(Stored dataset items)
□ □ □

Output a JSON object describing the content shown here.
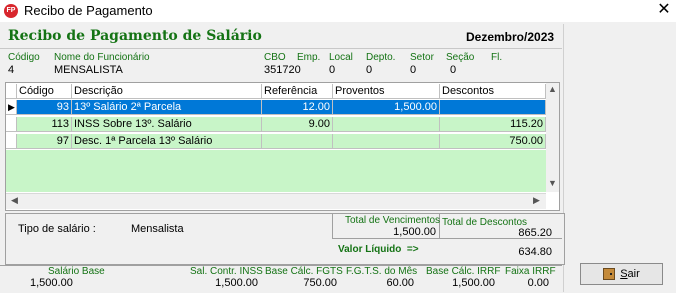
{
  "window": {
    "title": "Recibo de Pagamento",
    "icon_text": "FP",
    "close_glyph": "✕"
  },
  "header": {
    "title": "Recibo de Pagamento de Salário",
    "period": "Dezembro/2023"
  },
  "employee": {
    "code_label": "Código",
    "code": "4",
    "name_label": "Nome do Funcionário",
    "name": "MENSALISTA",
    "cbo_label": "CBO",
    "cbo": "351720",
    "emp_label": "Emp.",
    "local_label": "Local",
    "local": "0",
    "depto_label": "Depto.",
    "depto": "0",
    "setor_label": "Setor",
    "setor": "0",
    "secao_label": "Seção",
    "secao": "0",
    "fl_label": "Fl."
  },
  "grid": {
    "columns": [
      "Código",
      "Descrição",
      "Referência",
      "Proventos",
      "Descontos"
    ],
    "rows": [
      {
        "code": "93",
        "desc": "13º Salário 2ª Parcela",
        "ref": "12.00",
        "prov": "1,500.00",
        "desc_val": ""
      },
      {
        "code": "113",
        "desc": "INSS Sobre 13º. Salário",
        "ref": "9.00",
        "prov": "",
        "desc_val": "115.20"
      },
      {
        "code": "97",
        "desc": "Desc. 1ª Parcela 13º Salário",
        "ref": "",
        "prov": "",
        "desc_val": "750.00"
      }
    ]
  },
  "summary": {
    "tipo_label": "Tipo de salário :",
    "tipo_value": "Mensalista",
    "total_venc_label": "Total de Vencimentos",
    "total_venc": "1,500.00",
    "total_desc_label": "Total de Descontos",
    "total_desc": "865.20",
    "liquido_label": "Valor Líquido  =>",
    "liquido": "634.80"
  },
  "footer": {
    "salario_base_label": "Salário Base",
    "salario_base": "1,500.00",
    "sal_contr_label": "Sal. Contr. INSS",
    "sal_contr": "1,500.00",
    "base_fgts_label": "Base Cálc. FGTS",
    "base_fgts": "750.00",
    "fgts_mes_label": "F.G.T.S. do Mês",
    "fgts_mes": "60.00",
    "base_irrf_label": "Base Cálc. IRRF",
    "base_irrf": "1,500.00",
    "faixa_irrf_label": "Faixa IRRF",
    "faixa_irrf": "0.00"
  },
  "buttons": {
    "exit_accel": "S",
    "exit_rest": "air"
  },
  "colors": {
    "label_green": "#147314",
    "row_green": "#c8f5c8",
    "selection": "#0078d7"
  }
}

□ □ □

YOUR TASK => Leave out the pictures and transcribe everything else exactly.

OUTPUT OF THE TASK =>
Output a JSON object describing the content shown here.
{
  "window": {
    "title": "Recibo de Pagamento",
    "icon_text": "FP",
    "close_glyph": "✕"
  },
  "header": {
    "title": "Recibo de Pagamento de Salário",
    "period": "Dezembro/2023"
  },
  "employee": {
    "code_label": "Código",
    "code": "4",
    "name_label": "Nome do Funcionário",
    "name": "MENSALISTA",
    "cbo_label": "CBO",
    "cbo": "351720",
    "emp_label": "Emp.",
    "local_label": "Local",
    "local": "0",
    "depto_label": "Depto.",
    "depto": "0",
    "setor_label": "Setor",
    "setor": "0",
    "secao_label": "Seção",
    "secao": "0",
    "fl_label": "Fl."
  },
  "grid": {
    "columns": [
      "Código",
      "Descrição",
      "Referência",
      "Proventos",
      "Descontos"
    ],
    "rows": [
      {
        "code": "93",
        "desc": "13º Salário 2ª Parcela",
        "ref": "12.00",
        "prov": "1,500.00",
        "desc_val": ""
      },
      {
        "code": "113",
        "desc": "INSS Sobre 13º. Salário",
        "ref": "9.00",
        "prov": "",
        "desc_val": "115.20"
      },
      {
        "code": "97",
        "desc": "Desc. 1ª Parcela 13º Salário",
        "ref": "",
        "prov": "",
        "desc_val": "750.00"
      }
    ]
  },
  "summary": {
    "tipo_label": "Tipo de salário :",
    "tipo_value": "Mensalista",
    "total_venc_label": "Total de Vencimentos",
    "total_venc": "1,500.00",
    "total_desc_label": "Total de Descontos",
    "total_desc": "865.20",
    "liquido_label": "Valor Líquido  =>",
    "liquido": "634.80"
  },
  "footer": {
    "salario_base_label": "Salário Base",
    "salario_base": "1,500.00",
    "sal_contr_label": "Sal. Contr. INSS",
    "sal_contr": "1,500.00",
    "base_fgts_label": "Base Cálc. FGTS",
    "base_fgts": "750.00",
    "fgts_mes_label": "F.G.T.S. do Mês",
    "fgts_mes": "60.00",
    "base_irrf_label": "Base Cálc. IRRF",
    "base_irrf": "1,500.00",
    "faixa_irrf_label": "Faixa IRRF",
    "faixa_irrf": "0.00"
  },
  "buttons": {
    "exit_accel": "S",
    "exit_rest": "air"
  },
  "colors": {
    "label_green": "#147314",
    "row_green": "#c8f5c8",
    "selection": "#0078d7"
  }
}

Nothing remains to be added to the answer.